**Work required:** Give back the full listing, character for character, with no pictures.
-- START OF Records provided --
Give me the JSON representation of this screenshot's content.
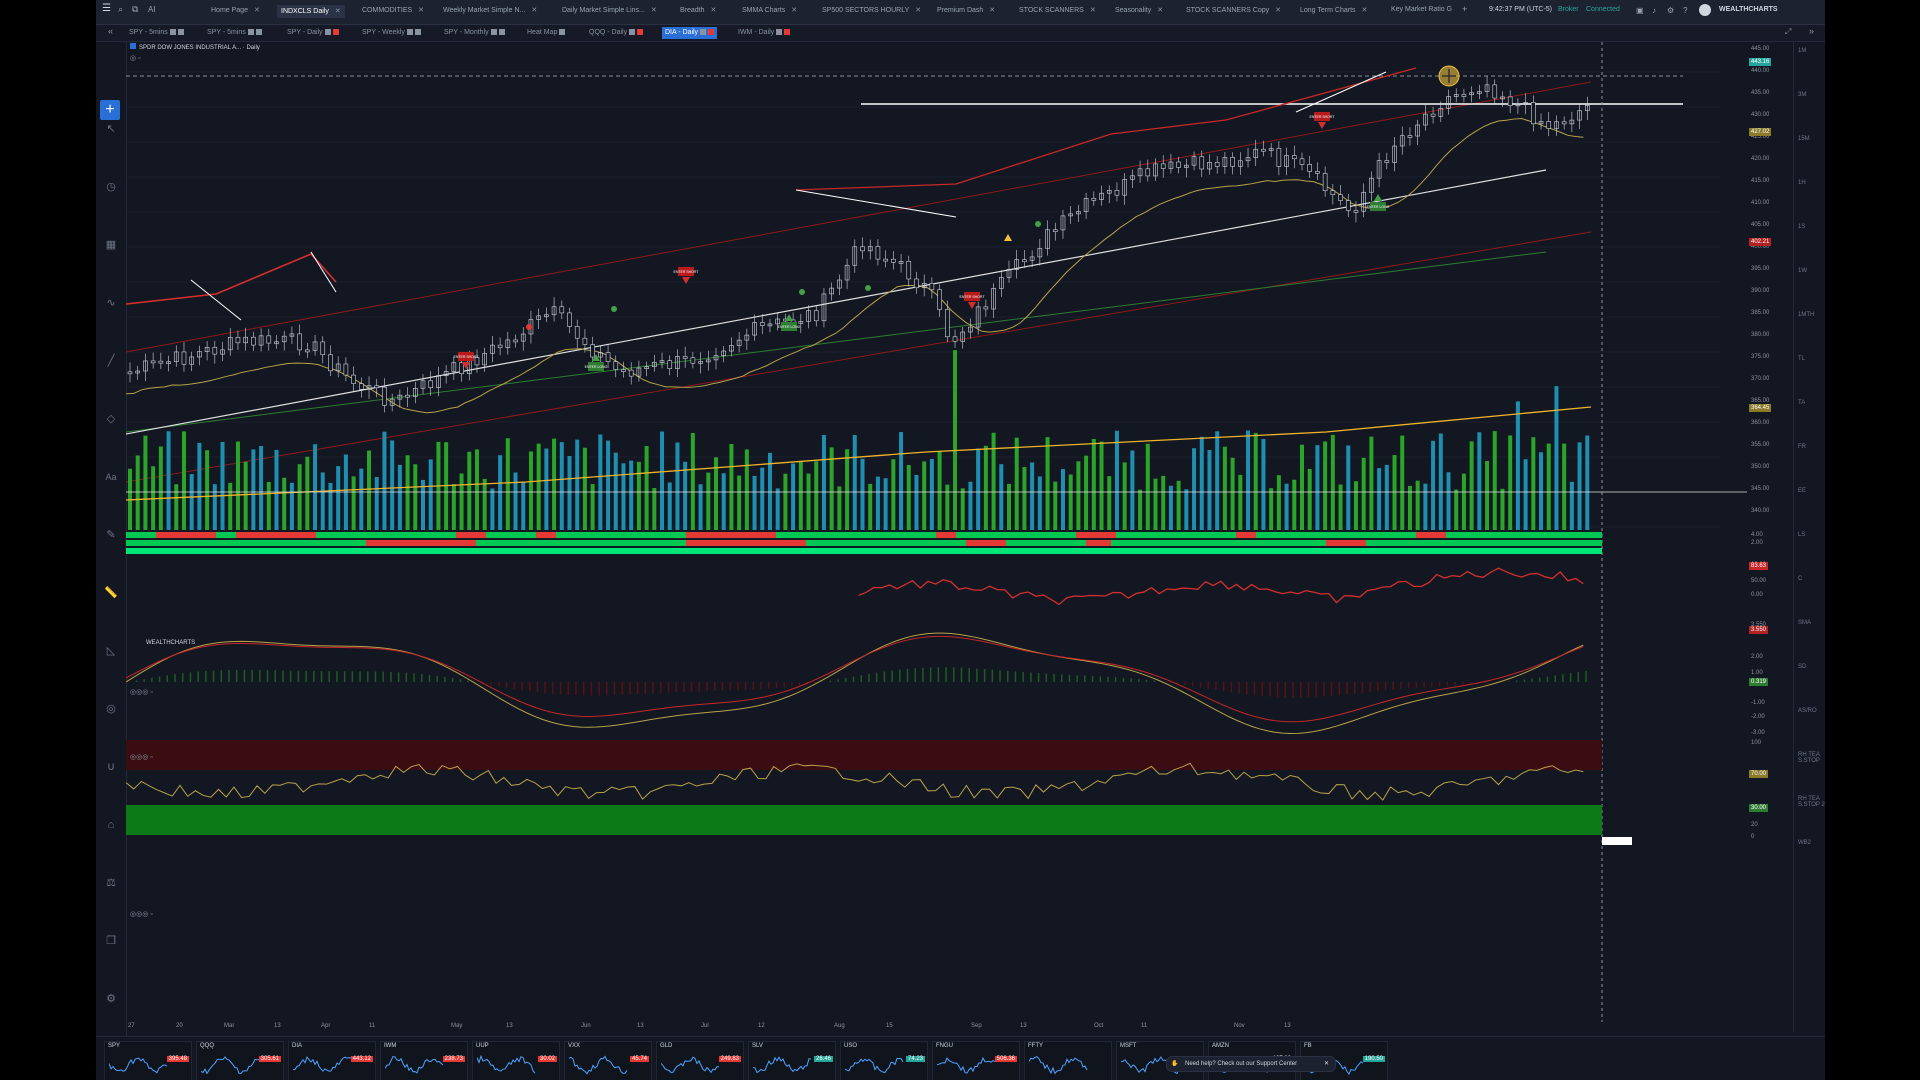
{
  "topbar": {
    "tabs": [
      {
        "label": "Home Page",
        "active": false
      },
      {
        "label": "INDXCLS Daily",
        "active": true
      },
      {
        "label": "COMMODITIES",
        "active": false
      },
      {
        "label": "Weekly Market Simple N...",
        "active": false
      },
      {
        "label": "Daily Market Simple Lins...",
        "active": false
      },
      {
        "label": "Breadth",
        "active": false
      },
      {
        "label": "SMMA Charts",
        "active": false
      },
      {
        "label": "SP500 SECTORS HOURLY",
        "active": false
      },
      {
        "label": "Premium Dash",
        "active": false
      },
      {
        "label": "STOCK SCANNERS",
        "active": false
      },
      {
        "label": "Seasonality",
        "active": false
      },
      {
        "label": "STOCK SCANNERS Copy",
        "active": false
      },
      {
        "label": "Long Term Charts",
        "active": false
      },
      {
        "label": "Key Market Ratio G",
        "active": false
      }
    ],
    "clock": "9:42:37 PM (UTC-5)",
    "broker": "Broker",
    "connection": "Connected",
    "brand": "WEALTHCHARTS"
  },
  "subtabs": [
    {
      "label": "SPY - 5mins",
      "active": false
    },
    {
      "label": "SPY - 5mins",
      "active": false
    },
    {
      "label": "SPY - Daily",
      "active": false
    },
    {
      "label": "SPY - Weekly",
      "active": false
    },
    {
      "label": "SPY - Monthly",
      "active": false
    },
    {
      "label": "Heat Map",
      "active": false
    },
    {
      "label": "QQQ - Daily",
      "active": false
    },
    {
      "label": "DIA - Daily",
      "active": true
    },
    {
      "label": "IWM - Daily",
      "active": false
    }
  ],
  "chart": {
    "legend": "SPDR DOW JONES INDUSTRIAL A... · Daily",
    "price_labels": [
      "445.00",
      "440.00",
      "435.00",
      "430.00",
      "425.00",
      "420.00",
      "415.00",
      "410.00",
      "405.00",
      "400.00",
      "395.00",
      "390.00",
      "385.00",
      "380.00",
      "375.00",
      "370.00",
      "365.00",
      "360.00",
      "355.00",
      "350.00",
      "345.00",
      "340.00"
    ],
    "price_badges": [
      {
        "value": "443.16",
        "color": "#26a69a"
      },
      {
        "value": "427.02",
        "color": "#8a7a2a"
      },
      {
        "value": "402.21",
        "color": "#b22222"
      },
      {
        "value": "364.45",
        "color": "#8a7a2a"
      }
    ],
    "signals": [
      "ENTER SHORT",
      "ENTER LONG"
    ],
    "volume_label": "WEALTHCHARTS",
    "indicator_labels": [
      "4.00",
      "2.00",
      "83.63",
      "50.00",
      "0.00",
      "3.550",
      "3.000",
      "2.00",
      "1.00",
      "0.319",
      "-1.00",
      "-2.00",
      "-3.00",
      "100",
      "70.00",
      "30.00",
      "20",
      "0"
    ],
    "ind_badges": [
      {
        "value": "83.63",
        "color": "#c62828"
      },
      {
        "value": "3.550",
        "color": "#b22222"
      },
      {
        "value": "0.319",
        "color": "#2e7d32"
      },
      {
        "value": "70.00",
        "color": "#8a7a2a"
      },
      {
        "value": "30.00",
        "color": "#2e7d32"
      }
    ]
  },
  "xaxis": [
    "27",
    "20",
    "Mar",
    "13",
    "Apr",
    "11",
    "May",
    "13",
    "Jun",
    "13",
    "Jul",
    "12",
    "Aug",
    "15",
    "Sep",
    "13",
    "Oct",
    "11",
    "Nov",
    "13"
  ],
  "right_panel": [
    "1M",
    "3M",
    "15M",
    "1H",
    "1S",
    "1W",
    "1MTH",
    "TL",
    "TA",
    "FR",
    "EE",
    "LS",
    "C",
    "SMA",
    "SD",
    "AS/RO",
    "RH TEA S.STOP",
    "RH TEA S.STOP 2",
    "WB2"
  ],
  "minicharts": [
    {
      "name": "SPY",
      "value": "395.48",
      "color": "#e53935"
    },
    {
      "name": "QQQ",
      "value": "305.61",
      "color": "#e53935"
    },
    {
      "name": "DIA",
      "value": "443.12",
      "color": "#e53935"
    },
    {
      "name": "IWM",
      "value": "238.73",
      "color": "#e53935"
    },
    {
      "name": "UUP",
      "value": "30.02",
      "color": "#e53935"
    },
    {
      "name": "VXX",
      "value": "45.74",
      "color": "#e53935"
    },
    {
      "name": "GLD",
      "value": "249.83",
      "color": "#e53935"
    },
    {
      "name": "SLV",
      "value": "26.46",
      "color": "#26a69a"
    },
    {
      "name": "USO",
      "value": "74.23",
      "color": "#26a69a"
    },
    {
      "name": "FNGU",
      "value": "506.36",
      "color": "#e53935"
    },
    {
      "name": "FFTY",
      "value": "",
      "color": "#26a69a"
    },
    {
      "name": "MSFT",
      "value": "",
      "color": "#e53935"
    },
    {
      "name": "AMZN",
      "value": "197.00",
      "color": "#e53935"
    },
    {
      "name": "FB",
      "value": "190.50",
      "color": "#26a69a"
    }
  ],
  "help": {
    "text": "Need help? Check out our Support Center"
  }
}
-- END OF Records provided --
**Correct response:**
Give me the JSON representation of this screenshot's content.
{
  "topbar": {
    "tabs": [
      {
        "label": "Home Page",
        "active": false
      },
      {
        "label": "INDXCLS Daily",
        "active": true
      },
      {
        "label": "COMMODITIES",
        "active": false
      },
      {
        "label": "Weekly Market Simple N...",
        "active": false
      },
      {
        "label": "Daily Market Simple Lins...",
        "active": false
      },
      {
        "label": "Breadth",
        "active": false
      },
      {
        "label": "SMMA Charts",
        "active": false
      },
      {
        "label": "SP500 SECTORS HOURLY",
        "active": false
      },
      {
        "label": "Premium Dash",
        "active": false
      },
      {
        "label": "STOCK SCANNERS",
        "active": false
      },
      {
        "label": "Seasonality",
        "active": false
      },
      {
        "label": "STOCK SCANNERS Copy",
        "active": false
      },
      {
        "label": "Long Term Charts",
        "active": false
      },
      {
        "label": "Key Market Ratio G",
        "active": false
      }
    ],
    "clock": "9:42:37 PM (UTC-5)",
    "broker": "Broker",
    "connection": "Connected",
    "brand": "WEALTHCHARTS"
  },
  "subtabs": [
    {
      "label": "SPY - 5mins",
      "active": false
    },
    {
      "label": "SPY - 5mins",
      "active": false
    },
    {
      "label": "SPY - Daily",
      "active": false
    },
    {
      "label": "SPY - Weekly",
      "active": false
    },
    {
      "label": "SPY - Monthly",
      "active": false
    },
    {
      "label": "Heat Map",
      "active": false
    },
    {
      "label": "QQQ - Daily",
      "active": false
    },
    {
      "label": "DIA - Daily",
      "active": true
    },
    {
      "label": "IWM - Daily",
      "active": false
    }
  ],
  "chart": {
    "legend": "SPDR DOW JONES INDUSTRIAL A... · Daily",
    "price_labels": [
      "445.00",
      "440.00",
      "435.00",
      "430.00",
      "425.00",
      "420.00",
      "415.00",
      "410.00",
      "405.00",
      "400.00",
      "395.00",
      "390.00",
      "385.00",
      "380.00",
      "375.00",
      "370.00",
      "365.00",
      "360.00",
      "355.00",
      "350.00",
      "345.00",
      "340.00"
    ],
    "price_badges": [
      {
        "value": "443.16",
        "color": "#26a69a"
      },
      {
        "value": "427.02",
        "color": "#8a7a2a"
      },
      {
        "value": "402.21",
        "color": "#b22222"
      },
      {
        "value": "364.45",
        "color": "#8a7a2a"
      }
    ],
    "signals": [
      "ENTER SHORT",
      "ENTER LONG"
    ],
    "volume_label": "WEALTHCHARTS",
    "indicator_labels": [
      "4.00",
      "2.00",
      "83.63",
      "50.00",
      "0.00",
      "3.550",
      "3.000",
      "2.00",
      "1.00",
      "0.319",
      "-1.00",
      "-2.00",
      "-3.00",
      "100",
      "70.00",
      "30.00",
      "20",
      "0"
    ],
    "ind_badges": [
      {
        "value": "83.63",
        "color": "#c62828"
      },
      {
        "value": "3.550",
        "color": "#b22222"
      },
      {
        "value": "0.319",
        "color": "#2e7d32"
      },
      {
        "value": "70.00",
        "color": "#8a7a2a"
      },
      {
        "value": "30.00",
        "color": "#2e7d32"
      }
    ]
  },
  "xaxis": [
    "27",
    "20",
    "Mar",
    "13",
    "Apr",
    "11",
    "May",
    "13",
    "Jun",
    "13",
    "Jul",
    "12",
    "Aug",
    "15",
    "Sep",
    "13",
    "Oct",
    "11",
    "Nov",
    "13"
  ],
  "right_panel": [
    "1M",
    "3M",
    "15M",
    "1H",
    "1S",
    "1W",
    "1MTH",
    "TL",
    "TA",
    "FR",
    "EE",
    "LS",
    "C",
    "SMA",
    "SD",
    "AS/RO",
    "RH TEA S.STOP",
    "RH TEA S.STOP 2",
    "WB2"
  ],
  "minicharts": [
    {
      "name": "SPY",
      "value": "395.48",
      "color": "#e53935"
    },
    {
      "name": "QQQ",
      "value": "305.61",
      "color": "#e53935"
    },
    {
      "name": "DIA",
      "value": "443.12",
      "color": "#e53935"
    },
    {
      "name": "IWM",
      "value": "238.73",
      "color": "#e53935"
    },
    {
      "name": "UUP",
      "value": "30.02",
      "color": "#e53935"
    },
    {
      "name": "VXX",
      "value": "45.74",
      "color": "#e53935"
    },
    {
      "name": "GLD",
      "value": "249.83",
      "color": "#e53935"
    },
    {
      "name": "SLV",
      "value": "26.46",
      "color": "#26a69a"
    },
    {
      "name": "USO",
      "value": "74.23",
      "color": "#26a69a"
    },
    {
      "name": "FNGU",
      "value": "506.36",
      "color": "#e53935"
    },
    {
      "name": "FFTY",
      "value": "",
      "color": "#26a69a"
    },
    {
      "name": "MSFT",
      "value": "",
      "color": "#e53935"
    },
    {
      "name": "AMZN",
      "value": "197.00",
      "color": "#e53935"
    },
    {
      "name": "FB",
      "value": "190.50",
      "color": "#26a69a"
    }
  ],
  "help": {
    "text": "Need help? Check out our Support Center"
  }
}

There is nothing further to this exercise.